--- BEGIN ---

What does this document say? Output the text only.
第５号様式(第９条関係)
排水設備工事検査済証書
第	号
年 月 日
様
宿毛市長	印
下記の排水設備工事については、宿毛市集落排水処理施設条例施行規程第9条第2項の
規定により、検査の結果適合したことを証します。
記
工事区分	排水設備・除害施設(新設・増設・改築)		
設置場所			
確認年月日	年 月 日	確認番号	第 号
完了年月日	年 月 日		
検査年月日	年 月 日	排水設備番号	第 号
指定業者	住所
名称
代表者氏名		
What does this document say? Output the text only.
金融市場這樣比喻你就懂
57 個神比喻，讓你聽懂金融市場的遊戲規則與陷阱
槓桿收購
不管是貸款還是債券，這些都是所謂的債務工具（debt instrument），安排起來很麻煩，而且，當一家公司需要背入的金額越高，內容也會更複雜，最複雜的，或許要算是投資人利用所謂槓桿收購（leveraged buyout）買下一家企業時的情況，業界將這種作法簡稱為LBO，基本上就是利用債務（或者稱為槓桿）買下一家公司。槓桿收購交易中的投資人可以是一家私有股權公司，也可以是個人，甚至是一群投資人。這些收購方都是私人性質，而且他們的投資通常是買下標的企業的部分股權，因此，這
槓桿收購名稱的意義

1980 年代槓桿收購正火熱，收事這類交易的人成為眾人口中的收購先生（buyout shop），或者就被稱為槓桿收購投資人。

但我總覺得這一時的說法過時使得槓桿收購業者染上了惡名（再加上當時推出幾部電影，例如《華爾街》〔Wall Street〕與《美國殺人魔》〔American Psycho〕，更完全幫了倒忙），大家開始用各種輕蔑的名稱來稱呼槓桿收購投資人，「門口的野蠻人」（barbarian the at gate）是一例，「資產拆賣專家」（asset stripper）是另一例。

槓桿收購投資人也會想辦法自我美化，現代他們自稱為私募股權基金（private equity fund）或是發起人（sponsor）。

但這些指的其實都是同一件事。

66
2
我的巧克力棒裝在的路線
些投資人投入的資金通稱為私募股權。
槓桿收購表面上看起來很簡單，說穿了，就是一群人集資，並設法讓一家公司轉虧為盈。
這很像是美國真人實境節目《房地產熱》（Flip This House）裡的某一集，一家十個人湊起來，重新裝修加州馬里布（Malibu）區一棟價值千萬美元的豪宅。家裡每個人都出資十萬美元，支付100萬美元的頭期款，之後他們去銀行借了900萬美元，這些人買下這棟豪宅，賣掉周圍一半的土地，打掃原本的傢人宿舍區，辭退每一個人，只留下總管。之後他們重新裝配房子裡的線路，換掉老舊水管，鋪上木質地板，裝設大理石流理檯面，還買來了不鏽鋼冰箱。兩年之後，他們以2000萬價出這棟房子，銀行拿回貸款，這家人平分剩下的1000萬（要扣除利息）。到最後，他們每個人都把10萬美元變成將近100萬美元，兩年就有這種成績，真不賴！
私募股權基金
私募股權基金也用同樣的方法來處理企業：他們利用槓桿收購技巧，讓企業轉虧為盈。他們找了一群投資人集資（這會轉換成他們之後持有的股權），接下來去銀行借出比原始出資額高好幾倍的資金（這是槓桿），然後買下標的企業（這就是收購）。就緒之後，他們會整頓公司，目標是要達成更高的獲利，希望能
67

--- END ---

_Exercise brief_: In the entries above, find each line with the string "buyout" and copy it.

_Output of the task_:
不管是貸款還是債券，這些都是所謂的債務工具（debt instrument），安排起來很麻煩，而且，當一家公司需要背入的金額越高，內容也會更複雜，最複雜的，或許要算是投資人利用所謂槓桿收購（leveraged buyout）買下一家企業時的情況，業界將這種作法簡稱為LBO，基本上就是利用債務（或者稱為槓桿）買下一家公司。槓桿收購交易中的投資人可以是一家私有股權公司，也可以是個人，甚至是一群投資人。這些收購方都是私人性質，而且他們的投資通常是買下標的企業的部分股權，因此，這
1980 年代槓桿收購正火熱，收事這類交易的人成為眾人口中的收購先生（buyout shop），或者就被稱為槓桿收購投資人。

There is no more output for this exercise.